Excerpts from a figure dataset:
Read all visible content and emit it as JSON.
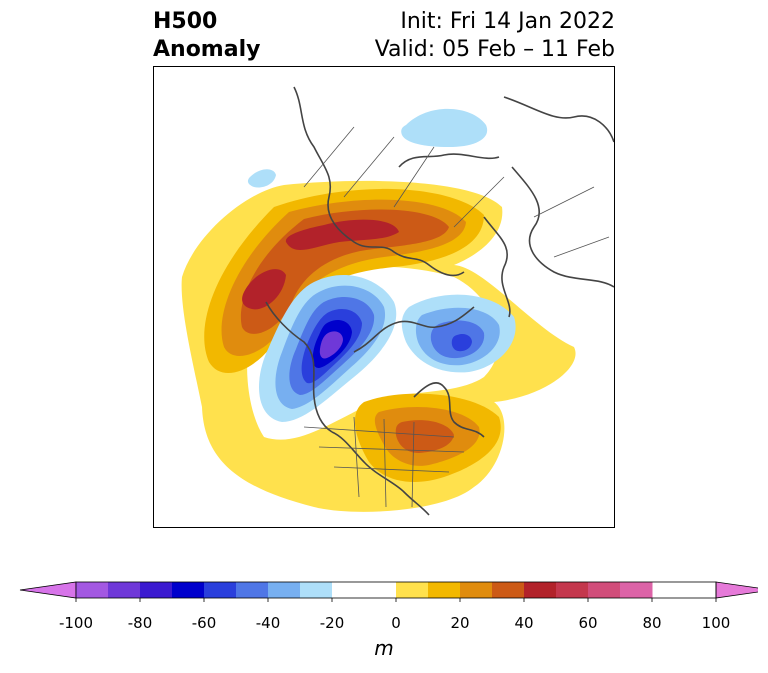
{
  "header": {
    "title_line1": "H500",
    "title_line2": "Anomaly",
    "init_text": "Init: Fri 14 Jan 2022",
    "valid_text": "Valid: 05 Feb – 11 Feb"
  },
  "map": {
    "projection": "north-polar-stereographic",
    "field": "500 hPa geopotential height anomaly",
    "features": [
      {
        "name": "positive-anomaly-north-pacific-alaska",
        "peak_m": 60
      },
      {
        "name": "positive-anomaly-eastern-us",
        "peak_m": 50
      },
      {
        "name": "negative-anomaly-western-canada",
        "peak_m": -70
      },
      {
        "name": "negative-anomaly-greenland-baffin",
        "peak_m": -50
      },
      {
        "name": "negative-anomaly-central-siberia",
        "peak_m": -20
      }
    ]
  },
  "colorbar": {
    "unit_label": "m",
    "min": -100,
    "max": 100,
    "step": 10,
    "extend": "both",
    "tick_labels": [
      "-100",
      "-80",
      "-60",
      "-40",
      "-20",
      "0",
      "20",
      "40",
      "60",
      "80",
      "100"
    ],
    "under_color": "#d774e9",
    "over_color": "#e67ad9",
    "colors": [
      "#d774e9",
      "#a358e2",
      "#6f38d8",
      "#3b1ad0",
      "#0000cc",
      "#2a3fdc",
      "#4f76e6",
      "#77aff0",
      "#aedff9",
      "#ffffff",
      "#ffffff",
      "#ffe14d",
      "#f2b800",
      "#e08c0e",
      "#cc5a16",
      "#b2222a",
      "#c4374d",
      "#d14d7a",
      "#dc63a7",
      "#e67ad9"
    ]
  }
}
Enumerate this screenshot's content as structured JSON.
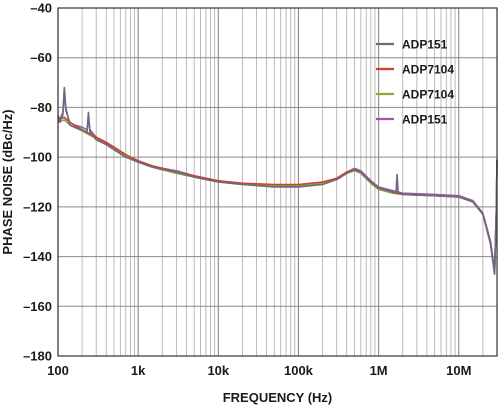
{
  "chart_data": {
    "type": "line",
    "xlabel": "FREQUENCY (Hz)",
    "ylabel": "PHASE NOISE (dBc/Hz)",
    "x_scale": "log",
    "xlim": [
      100,
      30000000
    ],
    "ylim": [
      -180,
      -40
    ],
    "x_ticks": [
      100,
      1000,
      10000,
      100000,
      1000000,
      10000000
    ],
    "x_tick_labels": [
      "100",
      "1k",
      "10k",
      "100k",
      "1M",
      "10M"
    ],
    "y_ticks": [
      -40,
      -60,
      -80,
      -100,
      -120,
      -140,
      -160,
      -180
    ],
    "y_tick_labels": [
      "–40",
      "–60",
      "–80",
      "–100",
      "–120",
      "–140",
      "–160",
      "–180"
    ],
    "grid": true,
    "legend_position": "top-right",
    "series": [
      {
        "name": "ADP151",
        "color": "#6a6a82",
        "points": [
          [
            100,
            -84
          ],
          [
            105,
            -86
          ],
          [
            115,
            -83
          ],
          [
            120,
            -72
          ],
          [
            125,
            -80
          ],
          [
            140,
            -87
          ],
          [
            160,
            -88
          ],
          [
            200,
            -89
          ],
          [
            230,
            -90
          ],
          [
            240,
            -82
          ],
          [
            250,
            -90
          ],
          [
            300,
            -93
          ],
          [
            400,
            -95
          ],
          [
            500,
            -97
          ],
          [
            700,
            -100
          ],
          [
            1000,
            -102
          ],
          [
            1500,
            -104
          ],
          [
            2000,
            -105
          ],
          [
            3000,
            -106
          ],
          [
            5000,
            -108
          ],
          [
            7000,
            -109
          ],
          [
            10000,
            -110
          ],
          [
            20000,
            -111
          ],
          [
            50000,
            -112
          ],
          [
            100000,
            -112
          ],
          [
            200000,
            -111
          ],
          [
            300000,
            -109
          ],
          [
            400000,
            -106.5
          ],
          [
            500000,
            -105
          ],
          [
            600000,
            -106
          ],
          [
            800000,
            -110
          ],
          [
            1000000,
            -112.5
          ],
          [
            1500000,
            -114
          ],
          [
            1650000,
            -114.5
          ],
          [
            1700000,
            -107
          ],
          [
            1750000,
            -114
          ],
          [
            2000000,
            -115
          ],
          [
            5000000,
            -115.5
          ],
          [
            10000000,
            -116
          ],
          [
            15000000,
            -118
          ],
          [
            20000000,
            -123
          ],
          [
            25000000,
            -135
          ],
          [
            28000000,
            -147
          ],
          [
            29500000,
            -120
          ],
          [
            30000000,
            -101
          ]
        ]
      },
      {
        "name": "ADP7104",
        "color": "#d0412a",
        "points": [
          [
            100,
            -85
          ],
          [
            120,
            -84
          ],
          [
            140,
            -86
          ],
          [
            200,
            -89
          ],
          [
            300,
            -92
          ],
          [
            500,
            -96
          ],
          [
            700,
            -99
          ],
          [
            1000,
            -101.5
          ],
          [
            1500,
            -103.5
          ],
          [
            2000,
            -104.5
          ],
          [
            3000,
            -106
          ],
          [
            5000,
            -107.5
          ],
          [
            7000,
            -108.5
          ],
          [
            10000,
            -109.5
          ],
          [
            20000,
            -110.5
          ],
          [
            50000,
            -111
          ],
          [
            100000,
            -111
          ],
          [
            200000,
            -110
          ],
          [
            300000,
            -108.5
          ],
          [
            400000,
            -106
          ],
          [
            500000,
            -105
          ],
          [
            600000,
            -106
          ],
          [
            800000,
            -110
          ],
          [
            1000000,
            -112.5
          ],
          [
            1500000,
            -114
          ],
          [
            2000000,
            -115
          ],
          [
            5000000,
            -115.5
          ],
          [
            10000000,
            -116
          ],
          [
            15000000,
            -118
          ],
          [
            20000000,
            -123
          ],
          [
            25000000,
            -135
          ],
          [
            28000000,
            -147
          ],
          [
            29500000,
            -120
          ],
          [
            30000000,
            -101
          ]
        ]
      },
      {
        "name": "ADP7104",
        "color": "#8faa2c",
        "points": [
          [
            100,
            -86
          ],
          [
            120,
            -85
          ],
          [
            140,
            -87
          ],
          [
            200,
            -89.5
          ],
          [
            300,
            -92.5
          ],
          [
            500,
            -96.5
          ],
          [
            700,
            -99.5
          ],
          [
            1000,
            -102
          ],
          [
            1500,
            -104
          ],
          [
            2000,
            -105
          ],
          [
            3000,
            -106.5
          ],
          [
            5000,
            -108
          ],
          [
            7000,
            -109
          ],
          [
            10000,
            -110
          ],
          [
            20000,
            -111
          ],
          [
            50000,
            -111.5
          ],
          [
            100000,
            -111.5
          ],
          [
            200000,
            -110.5
          ],
          [
            300000,
            -109
          ],
          [
            400000,
            -106.5
          ],
          [
            500000,
            -105.5
          ],
          [
            600000,
            -106.5
          ],
          [
            800000,
            -110.5
          ],
          [
            1000000,
            -113
          ],
          [
            1500000,
            -114.5
          ],
          [
            2000000,
            -115
          ],
          [
            5000000,
            -115.5
          ],
          [
            10000000,
            -116
          ],
          [
            15000000,
            -118
          ],
          [
            20000000,
            -123
          ],
          [
            25000000,
            -135
          ],
          [
            28000000,
            -147
          ],
          [
            29500000,
            -120
          ],
          [
            30000000,
            -101
          ]
        ]
      },
      {
        "name": "ADP151",
        "color": "#9a5aa0",
        "points": [
          [
            100,
            -83
          ],
          [
            105,
            -85
          ],
          [
            115,
            -82
          ],
          [
            120,
            -73
          ],
          [
            125,
            -81
          ],
          [
            140,
            -86
          ],
          [
            160,
            -87
          ],
          [
            200,
            -88
          ],
          [
            230,
            -89
          ],
          [
            240,
            -84
          ],
          [
            250,
            -89
          ],
          [
            300,
            -92
          ],
          [
            400,
            -94
          ],
          [
            500,
            -96
          ],
          [
            700,
            -99
          ],
          [
            1000,
            -101.5
          ],
          [
            1500,
            -103.5
          ],
          [
            2000,
            -104.5
          ],
          [
            3000,
            -105.5
          ],
          [
            5000,
            -107.5
          ],
          [
            7000,
            -108.5
          ],
          [
            10000,
            -109.5
          ],
          [
            20000,
            -110.5
          ],
          [
            50000,
            -111.5
          ],
          [
            100000,
            -111.5
          ],
          [
            200000,
            -110.5
          ],
          [
            300000,
            -108.5
          ],
          [
            400000,
            -106
          ],
          [
            500000,
            -104.5
          ],
          [
            600000,
            -105.5
          ],
          [
            800000,
            -109.5
          ],
          [
            1000000,
            -112
          ],
          [
            1500000,
            -113.5
          ],
          [
            2000000,
            -114.5
          ],
          [
            5000000,
            -115
          ],
          [
            10000000,
            -115.5
          ],
          [
            15000000,
            -117.5
          ],
          [
            20000000,
            -122.5
          ],
          [
            25000000,
            -134
          ],
          [
            28000000,
            -146
          ],
          [
            29500000,
            -120
          ],
          [
            30000000,
            -101
          ]
        ]
      }
    ]
  }
}
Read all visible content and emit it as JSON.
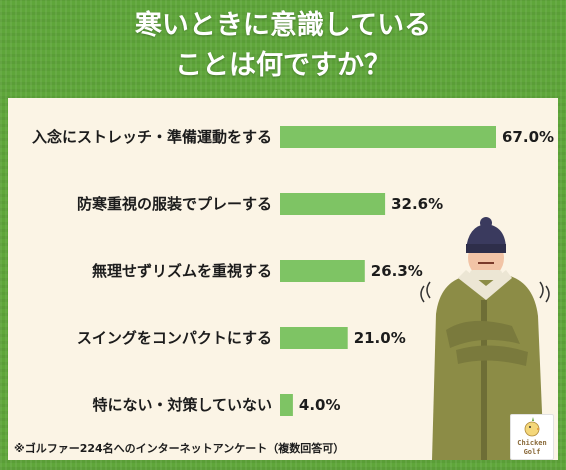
{
  "title_lines": [
    "寒いときに意識している",
    "ことは何ですか？"
  ],
  "footnote": "※ゴルファー224名へのインターネットアンケート（複数回答可）",
  "logo": {
    "line1": "Chicken",
    "line2": "Golf",
    "icon": "chick-golf-logo"
  },
  "colors": {
    "background": "#5fa63a",
    "panel": "#fbf4e5",
    "bar": "#7ec464"
  },
  "chart_data": {
    "type": "bar",
    "orientation": "horizontal",
    "categories": [
      "入念にストレッチ・準備運動をする",
      "防寒重視の服装でプレーする",
      "無理せずリズムを重視する",
      "スイングをコンパクトにする",
      "特にない・対策していない"
    ],
    "values": [
      67.0,
      32.6,
      26.3,
      21.0,
      4.0
    ],
    "value_labels": [
      "67.0%",
      "32.6%",
      "26.3%",
      "21.0%",
      "4.0%"
    ],
    "unit": "%",
    "xlim": [
      0,
      67.0
    ],
    "grid": false,
    "legend": "none"
  }
}
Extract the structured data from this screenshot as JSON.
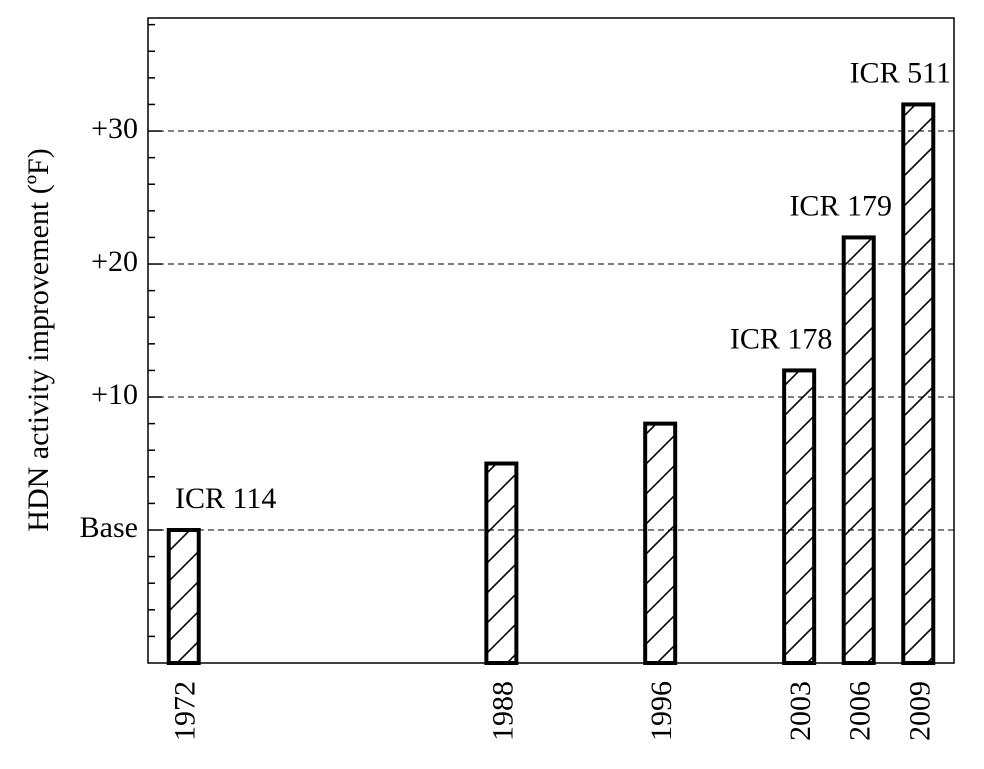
{
  "chart_data": {
    "type": "bar",
    "ylabel": "HDN activity improvement (ºF)",
    "xlabel": "",
    "title": "",
    "x": [
      1972,
      1988,
      1996,
      2003,
      2006,
      2009
    ],
    "x_tick_labels": [
      "1972",
      "1988",
      "1996",
      "2003",
      "2006",
      "2009"
    ],
    "values": [
      0,
      5,
      8,
      12,
      22,
      32
    ],
    "annotations": [
      {
        "x": 1972,
        "text": "ICR 114"
      },
      {
        "x": 2003,
        "text": "ICR 178"
      },
      {
        "x": 2006,
        "text": "ICR 179"
      },
      {
        "x": 2009,
        "text": "ICR 511"
      }
    ],
    "y_ticks": [
      {
        "value": 0,
        "label": "Base"
      },
      {
        "value": 10,
        "label": "+10"
      },
      {
        "value": 20,
        "label": "+20"
      },
      {
        "value": 30,
        "label": "+30"
      }
    ],
    "ylim": [
      -10,
      38.5
    ],
    "xlim": [
      1970.2,
      2010.8
    ],
    "grid": "horizontal dashed at labeled ticks",
    "bar_fill": "diagonal hatch",
    "colors": {
      "bar_stroke": "#000000",
      "background": "#ffffff"
    }
  }
}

→ What you need to do: Report every line in the data above in which the word "ylabel" appears.

→ Correct answer:
    "ylabel": "PHASE NOISE (dBc/Hz)",
    "ylabel": "HDN activity improvement (ºF)",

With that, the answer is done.